**Description of the task**
Below are the records; copy each line in them that holds the word "resource".

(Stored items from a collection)
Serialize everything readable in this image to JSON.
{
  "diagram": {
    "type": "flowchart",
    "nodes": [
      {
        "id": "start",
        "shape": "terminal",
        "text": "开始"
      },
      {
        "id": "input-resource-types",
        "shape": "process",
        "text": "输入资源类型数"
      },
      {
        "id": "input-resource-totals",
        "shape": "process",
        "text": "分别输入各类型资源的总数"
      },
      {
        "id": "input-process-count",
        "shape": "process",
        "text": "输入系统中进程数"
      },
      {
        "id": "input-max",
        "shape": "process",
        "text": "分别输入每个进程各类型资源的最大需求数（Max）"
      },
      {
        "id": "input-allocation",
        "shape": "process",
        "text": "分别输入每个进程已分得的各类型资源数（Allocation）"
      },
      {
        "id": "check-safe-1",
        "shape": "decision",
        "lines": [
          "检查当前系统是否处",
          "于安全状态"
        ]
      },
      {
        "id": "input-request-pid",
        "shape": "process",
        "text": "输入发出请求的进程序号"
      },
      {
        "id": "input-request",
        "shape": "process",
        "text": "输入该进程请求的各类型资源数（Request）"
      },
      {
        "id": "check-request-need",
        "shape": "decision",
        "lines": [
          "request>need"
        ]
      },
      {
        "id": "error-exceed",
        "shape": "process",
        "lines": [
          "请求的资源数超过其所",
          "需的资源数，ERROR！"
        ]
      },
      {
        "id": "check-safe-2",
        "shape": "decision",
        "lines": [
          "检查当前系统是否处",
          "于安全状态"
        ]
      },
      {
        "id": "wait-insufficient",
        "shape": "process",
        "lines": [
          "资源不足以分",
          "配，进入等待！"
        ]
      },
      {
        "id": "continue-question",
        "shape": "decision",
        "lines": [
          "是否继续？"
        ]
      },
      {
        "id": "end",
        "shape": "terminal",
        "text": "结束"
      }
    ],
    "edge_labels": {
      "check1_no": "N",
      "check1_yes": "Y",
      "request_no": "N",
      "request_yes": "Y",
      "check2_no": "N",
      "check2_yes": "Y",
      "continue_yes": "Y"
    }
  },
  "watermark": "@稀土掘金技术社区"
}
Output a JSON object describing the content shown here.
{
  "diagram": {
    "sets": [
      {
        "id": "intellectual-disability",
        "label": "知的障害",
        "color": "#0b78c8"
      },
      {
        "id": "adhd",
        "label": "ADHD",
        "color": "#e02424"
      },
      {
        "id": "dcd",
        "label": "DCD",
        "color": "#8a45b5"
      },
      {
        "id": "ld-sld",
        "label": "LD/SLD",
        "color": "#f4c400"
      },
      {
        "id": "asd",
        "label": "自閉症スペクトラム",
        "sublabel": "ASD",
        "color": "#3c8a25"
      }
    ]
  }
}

**Problem solution**
        "id": "input-resource-types",
        "id": "input-resource-totals",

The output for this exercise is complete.